*STORED DATA*

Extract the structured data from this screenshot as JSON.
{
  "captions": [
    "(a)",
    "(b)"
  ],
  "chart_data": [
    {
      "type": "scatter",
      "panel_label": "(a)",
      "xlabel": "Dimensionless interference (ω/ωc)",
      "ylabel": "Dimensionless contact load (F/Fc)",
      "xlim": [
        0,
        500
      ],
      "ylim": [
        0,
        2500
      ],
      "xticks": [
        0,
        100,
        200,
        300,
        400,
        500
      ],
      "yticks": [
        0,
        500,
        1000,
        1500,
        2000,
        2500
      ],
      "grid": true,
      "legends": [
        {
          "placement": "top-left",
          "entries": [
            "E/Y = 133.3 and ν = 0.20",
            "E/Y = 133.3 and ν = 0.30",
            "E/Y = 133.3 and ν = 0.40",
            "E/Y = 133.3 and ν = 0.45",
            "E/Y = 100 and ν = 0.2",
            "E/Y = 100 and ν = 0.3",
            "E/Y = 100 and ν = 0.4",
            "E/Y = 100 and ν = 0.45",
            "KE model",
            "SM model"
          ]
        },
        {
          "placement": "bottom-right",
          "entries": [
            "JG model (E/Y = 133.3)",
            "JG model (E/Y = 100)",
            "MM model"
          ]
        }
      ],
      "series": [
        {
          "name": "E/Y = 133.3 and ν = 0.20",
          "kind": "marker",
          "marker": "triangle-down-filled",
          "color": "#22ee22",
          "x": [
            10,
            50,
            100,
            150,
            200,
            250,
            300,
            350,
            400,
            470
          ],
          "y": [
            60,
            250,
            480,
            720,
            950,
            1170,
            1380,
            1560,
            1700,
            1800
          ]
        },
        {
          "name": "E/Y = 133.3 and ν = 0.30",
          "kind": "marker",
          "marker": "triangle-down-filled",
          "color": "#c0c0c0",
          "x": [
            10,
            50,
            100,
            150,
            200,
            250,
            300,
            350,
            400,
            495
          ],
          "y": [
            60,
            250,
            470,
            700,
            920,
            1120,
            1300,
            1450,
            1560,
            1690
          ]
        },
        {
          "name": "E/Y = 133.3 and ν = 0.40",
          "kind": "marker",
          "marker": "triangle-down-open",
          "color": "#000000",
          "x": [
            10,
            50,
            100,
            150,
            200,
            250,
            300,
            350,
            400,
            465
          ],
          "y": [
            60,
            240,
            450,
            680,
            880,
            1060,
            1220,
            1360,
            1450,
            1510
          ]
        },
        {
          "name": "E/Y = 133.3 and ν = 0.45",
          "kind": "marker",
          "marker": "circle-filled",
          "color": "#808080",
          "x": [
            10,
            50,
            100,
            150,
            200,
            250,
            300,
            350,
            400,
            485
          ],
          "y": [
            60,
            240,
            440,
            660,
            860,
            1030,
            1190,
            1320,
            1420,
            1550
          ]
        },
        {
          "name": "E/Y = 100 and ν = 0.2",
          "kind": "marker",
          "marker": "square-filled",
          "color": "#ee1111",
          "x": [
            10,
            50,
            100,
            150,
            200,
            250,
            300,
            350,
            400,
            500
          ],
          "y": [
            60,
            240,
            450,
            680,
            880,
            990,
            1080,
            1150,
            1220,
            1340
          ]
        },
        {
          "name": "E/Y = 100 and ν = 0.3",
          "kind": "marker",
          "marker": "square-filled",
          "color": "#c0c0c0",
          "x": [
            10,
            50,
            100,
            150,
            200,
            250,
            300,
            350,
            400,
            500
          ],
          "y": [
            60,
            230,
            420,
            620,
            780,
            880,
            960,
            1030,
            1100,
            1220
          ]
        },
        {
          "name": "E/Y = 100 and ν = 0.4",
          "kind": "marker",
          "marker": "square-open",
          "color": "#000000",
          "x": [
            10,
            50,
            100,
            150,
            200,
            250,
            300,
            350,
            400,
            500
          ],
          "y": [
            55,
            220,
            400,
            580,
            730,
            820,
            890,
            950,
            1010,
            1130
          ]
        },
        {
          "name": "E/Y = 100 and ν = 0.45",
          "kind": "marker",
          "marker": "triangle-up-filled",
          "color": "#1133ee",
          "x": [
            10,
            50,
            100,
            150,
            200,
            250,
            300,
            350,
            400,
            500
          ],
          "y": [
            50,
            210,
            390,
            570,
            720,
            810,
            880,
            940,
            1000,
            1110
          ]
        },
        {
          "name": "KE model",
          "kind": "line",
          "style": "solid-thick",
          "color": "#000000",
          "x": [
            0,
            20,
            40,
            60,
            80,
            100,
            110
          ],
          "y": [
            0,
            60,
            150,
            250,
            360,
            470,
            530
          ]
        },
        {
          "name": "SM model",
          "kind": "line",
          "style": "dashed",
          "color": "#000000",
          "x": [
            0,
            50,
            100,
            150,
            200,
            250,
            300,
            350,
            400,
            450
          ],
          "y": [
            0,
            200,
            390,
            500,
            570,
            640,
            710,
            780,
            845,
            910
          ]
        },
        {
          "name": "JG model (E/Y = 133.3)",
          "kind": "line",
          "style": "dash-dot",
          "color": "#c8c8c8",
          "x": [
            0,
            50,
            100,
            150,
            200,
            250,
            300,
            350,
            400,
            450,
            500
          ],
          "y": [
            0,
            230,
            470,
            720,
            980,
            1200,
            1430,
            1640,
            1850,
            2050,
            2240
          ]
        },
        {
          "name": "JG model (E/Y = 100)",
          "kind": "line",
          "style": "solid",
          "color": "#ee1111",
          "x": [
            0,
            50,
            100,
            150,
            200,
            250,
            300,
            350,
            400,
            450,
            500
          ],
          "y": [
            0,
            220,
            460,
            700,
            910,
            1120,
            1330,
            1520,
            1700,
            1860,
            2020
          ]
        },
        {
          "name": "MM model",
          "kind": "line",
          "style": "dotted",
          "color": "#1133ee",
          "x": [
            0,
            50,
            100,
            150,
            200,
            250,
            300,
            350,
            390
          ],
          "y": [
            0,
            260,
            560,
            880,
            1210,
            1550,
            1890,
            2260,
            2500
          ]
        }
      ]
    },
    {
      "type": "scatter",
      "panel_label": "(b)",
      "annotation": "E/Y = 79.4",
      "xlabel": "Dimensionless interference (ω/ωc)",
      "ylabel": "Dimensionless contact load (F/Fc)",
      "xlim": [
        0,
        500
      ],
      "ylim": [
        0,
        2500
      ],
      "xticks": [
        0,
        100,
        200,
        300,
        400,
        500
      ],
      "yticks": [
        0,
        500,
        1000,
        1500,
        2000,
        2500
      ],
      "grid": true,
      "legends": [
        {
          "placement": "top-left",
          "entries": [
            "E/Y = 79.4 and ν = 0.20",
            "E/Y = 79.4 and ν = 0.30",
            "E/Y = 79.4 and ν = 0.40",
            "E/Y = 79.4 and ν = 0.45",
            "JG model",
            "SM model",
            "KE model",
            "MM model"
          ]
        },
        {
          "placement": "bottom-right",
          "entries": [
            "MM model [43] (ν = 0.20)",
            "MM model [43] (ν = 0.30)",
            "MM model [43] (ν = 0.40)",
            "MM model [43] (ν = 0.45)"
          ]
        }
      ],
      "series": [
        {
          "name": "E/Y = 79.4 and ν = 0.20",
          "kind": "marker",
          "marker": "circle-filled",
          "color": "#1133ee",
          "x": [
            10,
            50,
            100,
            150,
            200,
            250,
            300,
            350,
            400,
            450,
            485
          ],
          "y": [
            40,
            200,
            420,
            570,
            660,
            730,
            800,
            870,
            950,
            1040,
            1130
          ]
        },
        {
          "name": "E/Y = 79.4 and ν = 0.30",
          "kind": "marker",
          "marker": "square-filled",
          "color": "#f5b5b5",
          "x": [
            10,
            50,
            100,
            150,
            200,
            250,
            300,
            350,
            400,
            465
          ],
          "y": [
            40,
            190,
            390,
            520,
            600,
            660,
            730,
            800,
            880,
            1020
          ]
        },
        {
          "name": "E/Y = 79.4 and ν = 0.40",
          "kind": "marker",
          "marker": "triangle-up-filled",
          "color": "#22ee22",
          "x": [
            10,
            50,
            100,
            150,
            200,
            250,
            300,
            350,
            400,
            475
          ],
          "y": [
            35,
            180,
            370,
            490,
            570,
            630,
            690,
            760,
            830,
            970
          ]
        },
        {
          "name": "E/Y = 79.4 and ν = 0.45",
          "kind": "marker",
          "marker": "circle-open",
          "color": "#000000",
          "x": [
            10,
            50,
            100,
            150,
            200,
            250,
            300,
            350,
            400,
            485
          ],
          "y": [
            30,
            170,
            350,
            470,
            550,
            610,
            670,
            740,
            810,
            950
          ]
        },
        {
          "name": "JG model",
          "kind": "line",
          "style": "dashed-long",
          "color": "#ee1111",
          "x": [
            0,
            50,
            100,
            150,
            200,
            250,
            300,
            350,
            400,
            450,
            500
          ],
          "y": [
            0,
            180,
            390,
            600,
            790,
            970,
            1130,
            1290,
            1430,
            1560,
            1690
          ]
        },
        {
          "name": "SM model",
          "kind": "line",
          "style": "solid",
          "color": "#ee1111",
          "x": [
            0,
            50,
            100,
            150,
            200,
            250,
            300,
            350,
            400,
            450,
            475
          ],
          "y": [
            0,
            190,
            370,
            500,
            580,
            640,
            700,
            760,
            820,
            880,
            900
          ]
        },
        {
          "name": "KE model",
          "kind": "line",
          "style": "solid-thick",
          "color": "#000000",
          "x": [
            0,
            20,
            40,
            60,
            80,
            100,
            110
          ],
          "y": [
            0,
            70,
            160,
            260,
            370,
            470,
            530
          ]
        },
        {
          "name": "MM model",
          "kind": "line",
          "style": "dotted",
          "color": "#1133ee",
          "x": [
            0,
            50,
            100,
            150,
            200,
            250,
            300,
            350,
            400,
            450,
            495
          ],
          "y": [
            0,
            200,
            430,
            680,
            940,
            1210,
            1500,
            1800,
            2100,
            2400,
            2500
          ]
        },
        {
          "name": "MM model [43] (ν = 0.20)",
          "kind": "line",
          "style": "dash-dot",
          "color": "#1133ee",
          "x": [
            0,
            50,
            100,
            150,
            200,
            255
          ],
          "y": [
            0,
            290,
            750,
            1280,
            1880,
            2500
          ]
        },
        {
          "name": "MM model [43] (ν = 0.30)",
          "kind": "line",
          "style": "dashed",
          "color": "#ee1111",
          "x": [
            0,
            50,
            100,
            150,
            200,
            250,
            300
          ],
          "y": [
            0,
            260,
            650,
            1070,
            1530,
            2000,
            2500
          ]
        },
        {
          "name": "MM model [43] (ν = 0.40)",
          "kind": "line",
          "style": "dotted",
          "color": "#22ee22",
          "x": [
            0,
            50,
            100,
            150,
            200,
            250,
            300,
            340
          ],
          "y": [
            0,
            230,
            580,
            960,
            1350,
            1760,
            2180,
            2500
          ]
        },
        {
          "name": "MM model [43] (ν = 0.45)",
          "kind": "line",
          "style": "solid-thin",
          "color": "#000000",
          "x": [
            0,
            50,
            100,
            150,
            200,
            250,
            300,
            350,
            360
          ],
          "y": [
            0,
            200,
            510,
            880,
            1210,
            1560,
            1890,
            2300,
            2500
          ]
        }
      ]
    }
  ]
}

*AIM OF THE TASK*
Go through the records above, find every line with the word "open", and list those lines.

*THE REPLY*
          "marker": "triangle-down-open",
          "marker": "square-open",
          "marker": "circle-open",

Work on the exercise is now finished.